**Task to complete**
Could you output each line of the data that follows exactly?

##### Entries supplied

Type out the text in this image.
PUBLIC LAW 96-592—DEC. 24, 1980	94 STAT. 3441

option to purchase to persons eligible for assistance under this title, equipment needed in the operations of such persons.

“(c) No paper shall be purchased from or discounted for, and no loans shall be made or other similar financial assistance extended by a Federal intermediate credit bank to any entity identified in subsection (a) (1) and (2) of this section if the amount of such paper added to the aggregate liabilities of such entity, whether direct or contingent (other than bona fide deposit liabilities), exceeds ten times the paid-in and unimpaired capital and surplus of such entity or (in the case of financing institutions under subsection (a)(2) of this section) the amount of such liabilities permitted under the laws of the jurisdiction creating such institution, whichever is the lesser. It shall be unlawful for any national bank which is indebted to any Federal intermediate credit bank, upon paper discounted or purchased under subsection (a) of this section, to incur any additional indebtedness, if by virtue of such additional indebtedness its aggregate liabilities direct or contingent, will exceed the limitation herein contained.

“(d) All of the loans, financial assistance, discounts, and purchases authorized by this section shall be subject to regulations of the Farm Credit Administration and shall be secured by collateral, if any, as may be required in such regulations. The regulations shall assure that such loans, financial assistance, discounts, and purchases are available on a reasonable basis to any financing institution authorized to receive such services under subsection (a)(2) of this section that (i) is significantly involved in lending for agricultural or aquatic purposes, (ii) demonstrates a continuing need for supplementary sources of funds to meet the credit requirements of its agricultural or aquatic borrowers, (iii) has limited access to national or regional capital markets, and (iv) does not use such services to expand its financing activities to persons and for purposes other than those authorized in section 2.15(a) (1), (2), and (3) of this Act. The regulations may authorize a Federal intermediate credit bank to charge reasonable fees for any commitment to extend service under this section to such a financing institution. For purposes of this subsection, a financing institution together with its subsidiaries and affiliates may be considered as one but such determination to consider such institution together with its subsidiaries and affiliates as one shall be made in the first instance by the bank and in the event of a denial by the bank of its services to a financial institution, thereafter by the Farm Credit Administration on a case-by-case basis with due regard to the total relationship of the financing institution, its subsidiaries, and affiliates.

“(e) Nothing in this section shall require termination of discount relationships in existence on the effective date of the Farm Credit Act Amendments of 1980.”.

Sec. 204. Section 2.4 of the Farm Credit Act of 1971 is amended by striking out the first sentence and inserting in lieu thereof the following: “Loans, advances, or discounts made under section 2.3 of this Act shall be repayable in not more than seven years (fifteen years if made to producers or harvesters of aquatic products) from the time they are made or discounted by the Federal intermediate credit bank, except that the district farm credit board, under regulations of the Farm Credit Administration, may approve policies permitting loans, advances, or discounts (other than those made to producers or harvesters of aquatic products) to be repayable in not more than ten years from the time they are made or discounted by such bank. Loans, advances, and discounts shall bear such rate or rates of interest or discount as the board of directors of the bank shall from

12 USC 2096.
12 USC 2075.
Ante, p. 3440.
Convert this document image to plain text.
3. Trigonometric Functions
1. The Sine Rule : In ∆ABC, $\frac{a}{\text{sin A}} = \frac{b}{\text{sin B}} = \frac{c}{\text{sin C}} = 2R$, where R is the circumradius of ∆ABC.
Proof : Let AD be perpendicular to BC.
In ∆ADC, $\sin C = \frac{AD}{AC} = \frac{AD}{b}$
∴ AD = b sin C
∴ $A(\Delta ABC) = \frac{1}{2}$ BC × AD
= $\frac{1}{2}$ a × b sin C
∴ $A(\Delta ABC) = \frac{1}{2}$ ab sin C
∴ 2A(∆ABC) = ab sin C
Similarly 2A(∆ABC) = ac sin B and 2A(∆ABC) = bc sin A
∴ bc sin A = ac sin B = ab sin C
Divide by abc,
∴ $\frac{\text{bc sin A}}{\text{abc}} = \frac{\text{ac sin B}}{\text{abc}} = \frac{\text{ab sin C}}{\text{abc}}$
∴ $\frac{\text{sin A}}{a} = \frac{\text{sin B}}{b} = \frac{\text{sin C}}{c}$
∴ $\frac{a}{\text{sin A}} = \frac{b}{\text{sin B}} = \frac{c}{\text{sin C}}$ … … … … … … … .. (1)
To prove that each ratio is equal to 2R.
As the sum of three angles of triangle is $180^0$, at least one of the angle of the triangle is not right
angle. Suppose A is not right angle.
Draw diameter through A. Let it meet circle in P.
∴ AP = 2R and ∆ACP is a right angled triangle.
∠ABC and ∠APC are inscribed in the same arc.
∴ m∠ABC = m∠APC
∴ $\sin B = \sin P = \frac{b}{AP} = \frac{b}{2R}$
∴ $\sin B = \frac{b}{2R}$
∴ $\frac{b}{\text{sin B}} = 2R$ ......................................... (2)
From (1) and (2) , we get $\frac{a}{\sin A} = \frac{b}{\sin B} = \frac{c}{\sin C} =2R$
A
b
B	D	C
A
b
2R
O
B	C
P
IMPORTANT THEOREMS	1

##########

**Solution to this exercise**
Type out the text in this image.
PUBLIC LAW 96-592—DEC. 24, 1980	94 STAT. 3441

option to purchase to persons eligible for assistance under this title, equipment needed in the operations of such persons.

“(c) No paper shall be purchased from or discounted for, and no loans shall be made or other similar financial assistance extended by a Federal intermediate credit bank to any entity identified in subsection (a) (1) and (2) of this section if the amount of such paper added to the aggregate liabilities of such entity, whether direct or contingent (other than bona fide deposit liabilities), exceeds ten times the paid-in and unimpaired capital and surplus of such entity or (in the case of financing institutions under subsection (a)(2) of this section) the amount of such liabilities permitted under the laws of the jurisdiction creating such institution, whichever is the lesser. It shall be unlawful for any national bank which is indebted to any Federal intermediate credit bank, upon paper discounted or purchased under subsection (a) of this section, to incur any additional indebtedness, if by virtue of such additional indebtedness its aggregate liabilities direct or contingent, will exceed the limitation herein contained.

“(d) All of the loans, financial assistance, discounts, and purchases authorized by this section shall be subject to regulations of the Farm Credit Administration and shall be secured by collateral, if any, as may be required in such regulations. The regulations shall assure that such loans, financial assistance, discounts, and purchases are available on a reasonable basis to any financing institution authorized to receive such services under subsection (a)(2) of this section that (i) is significantly involved in lending for agricultural or aquatic purposes, (ii) demonstrates a continuing need for supplementary sources of funds to meet the credit requirements of its agricultural or aquatic borrowers, (iii) has limited access to national or regional capital markets, and (iv) does not use such services to expand its financing activities to persons and for purposes other than those authorized in section 2.15(a) (1), (2), and (3) of this Act. The regulations may authorize a Federal intermediate credit bank to charge reasonable fees for any commitment to extend service under this section to such a financing institution. For purposes of this subsection, a financing institution together with its subsidiaries and affiliates may be considered as one but such determination to consider such institution together with its subsidiaries and affiliates as one shall be made in the first instance by the bank and in the event of a denial by the bank of its services to a financial institution, thereafter by the Farm Credit Administration on a case-by-case basis with due regard to the total relationship of the financing institution, its subsidiaries, and affiliates.

“(e) Nothing in this section shall require termination of discount relationships in existence on the effective date of the Farm Credit Act Amendments of 1980.”.

Sec. 204. Section 2.4 of the Farm Credit Act of 1971 is amended by striking out the first sentence and inserting in lieu thereof the following: “Loans, advances, or discounts made under section 2.3 of this Act shall be repayable in not more than seven years (fifteen years if made to producers or harvesters of aquatic products) from the time they are made or discounted by the Federal intermediate credit bank, except that the district farm credit board, under regulations of the Farm Credit Administration, may approve policies permitting loans, advances, or discounts (other than those made to producers or harvesters of aquatic products) to be repayable in not more than ten years from the time they are made or discounted by such bank. Loans, advances, and discounts shall bear such rate or rates of interest or discount as the board of directors of the bank shall from

12 USC 2096.
12 USC 2075.
Ante, p. 3440.
Convert this document image to plain text.
3. Trigonometric Functions
1. The Sine Rule : In ∆ABC, $\frac{a}{\text{sin A}} = \frac{b}{\text{sin B}} = \frac{c}{\text{sin C}} = 2R$, where R is the circumradius of ∆ABC.
Proof : Let AD be perpendicular to BC.
In ∆ADC, $\sin C = \frac{AD}{AC} = \frac{AD}{b}$
∴ AD = b sin C
∴ $A(\Delta ABC) = \frac{1}{2}$ BC × AD
= $\frac{1}{2}$ a × b sin C
∴ $A(\Delta ABC) = \frac{1}{2}$ ab sin C
∴ 2A(∆ABC) = ab sin C
Similarly 2A(∆ABC) = ac sin B and 2A(∆ABC) = bc sin A
∴ bc sin A = ac sin B = ab sin C
Divide by abc,
∴ $\frac{\text{bc sin A}}{\text{abc}} = \frac{\text{ac sin B}}{\text{abc}} = \frac{\text{ab sin C}}{\text{abc}}$
∴ $\frac{\text{sin A}}{a} = \frac{\text{sin B}}{b} = \frac{\text{sin C}}{c}$
∴ $\frac{a}{\text{sin A}} = \frac{b}{\text{sin B}} = \frac{c}{\text{sin C}}$ … … … … … … … .. (1)
To prove that each ratio is equal to 2R.
As the sum of three angles of triangle is $180^0$, at least one of the angle of the triangle is not right
angle. Suppose A is not right angle.
Draw diameter through A. Let it meet circle in P.
∴ AP = 2R and ∆ACP is a right angled triangle.
∠ABC and ∠APC are inscribed in the same arc.
∴ m∠ABC = m∠APC
∴ $\sin B = \sin P = \frac{b}{AP} = \frac{b}{2R}$
∴ $\sin B = \frac{b}{2R}$
∴ $\frac{b}{\text{sin B}} = 2R$ ......................................... (2)
From (1) and (2) , we get $\frac{a}{\sin A} = \frac{b}{\sin B} = \frac{c}{\sin C} =2R$
A
b
B	D	C
A
b
2R
O
B	C
P
IMPORTANT THEOREMS	1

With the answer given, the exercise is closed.